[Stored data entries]
+++
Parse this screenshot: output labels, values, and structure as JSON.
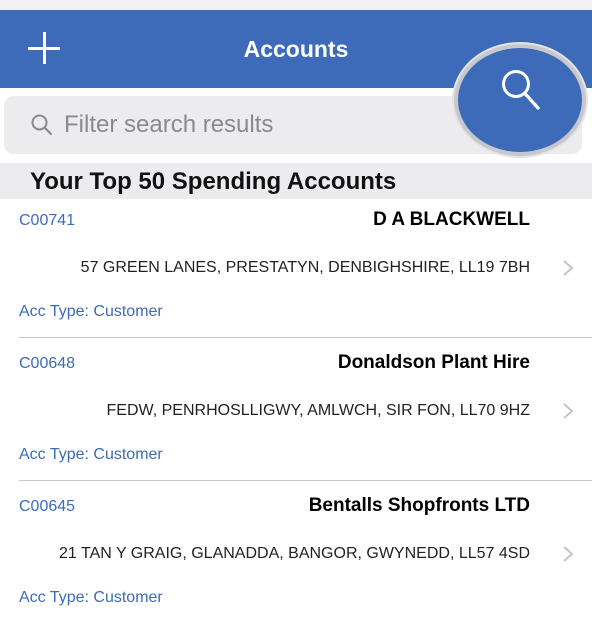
{
  "nav": {
    "title": "Accounts",
    "add_icon": "plus-icon",
    "search_icon": "magnifier-icon",
    "color": "#3d6bba"
  },
  "search": {
    "placeholder": "Filter search results"
  },
  "section": {
    "title": "Your Top 50 Spending Accounts"
  },
  "accounts": [
    {
      "code": "C00741",
      "name": "D A BLACKWELL",
      "address": "57 GREEN LANES, PRESTATYN, DENBIGHSHIRE, LL19 7BH",
      "acc_type": "Acc Type: Customer"
    },
    {
      "code": "C00648",
      "name": "Donaldson Plant Hire",
      "address": "FEDW, PENRHOSLLIGWY, AMLWCH, SIR FON, LL70 9HZ",
      "acc_type": "Acc Type: Customer"
    },
    {
      "code": "C00645",
      "name": "Bentalls Shopfronts LTD",
      "address": "21 TAN Y GRAIG, GLANADDA, BANGOR, GWYNEDD, LL57 4SD",
      "acc_type": "Acc Type: Customer"
    }
  ]
}
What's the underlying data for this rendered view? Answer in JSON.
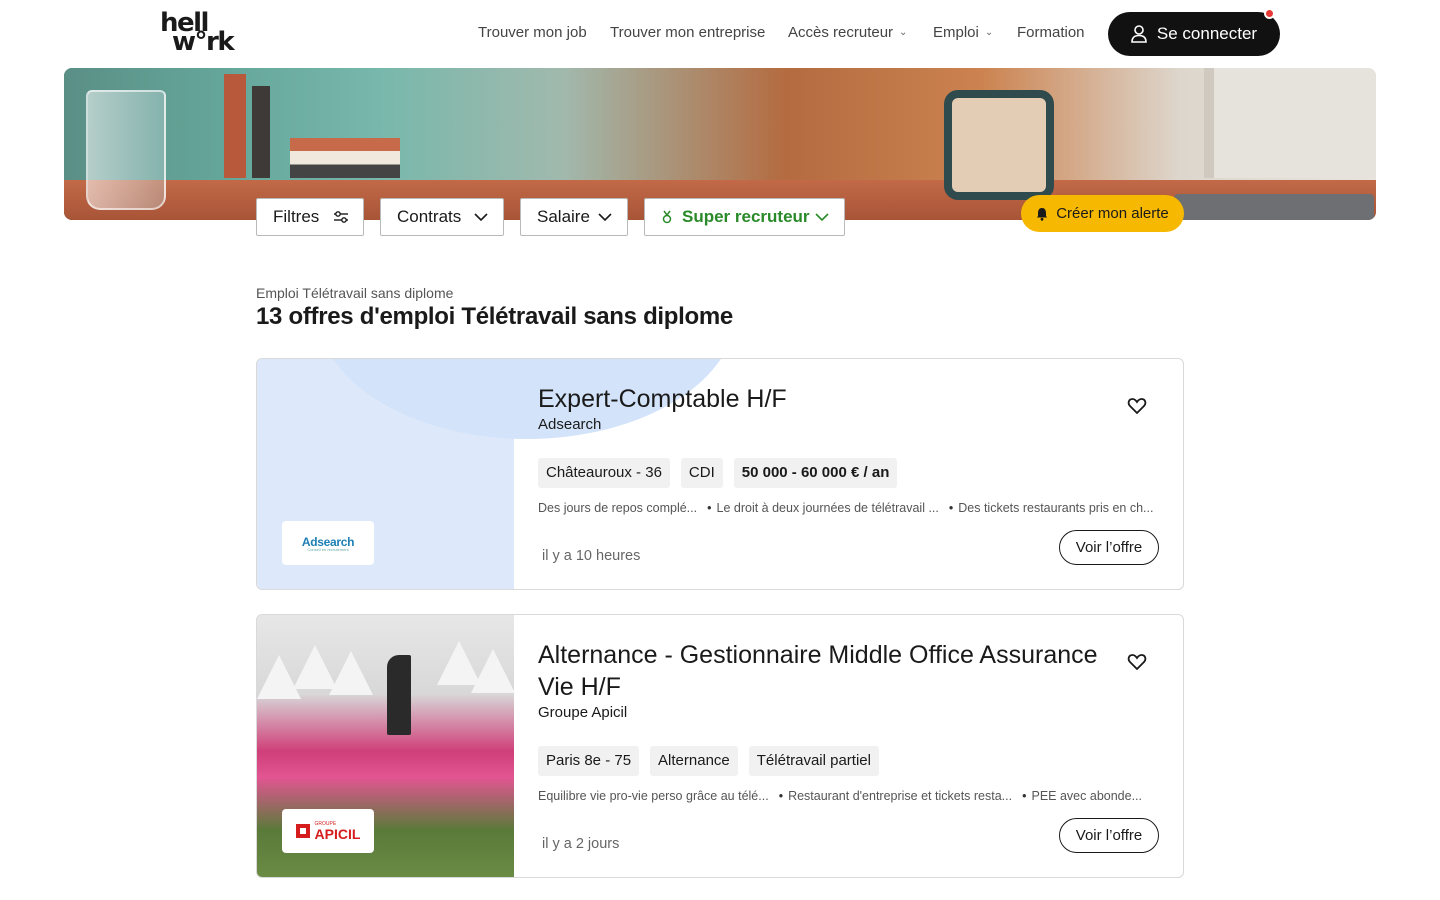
+++
- Exercise goal
Among the lines of the data, identify those with the word "this". Copy each of them.

- Output
Parse this screenshot: output labels, values, and structure as JSON.
What's the underlying data for this rendered view? Answer in JSON.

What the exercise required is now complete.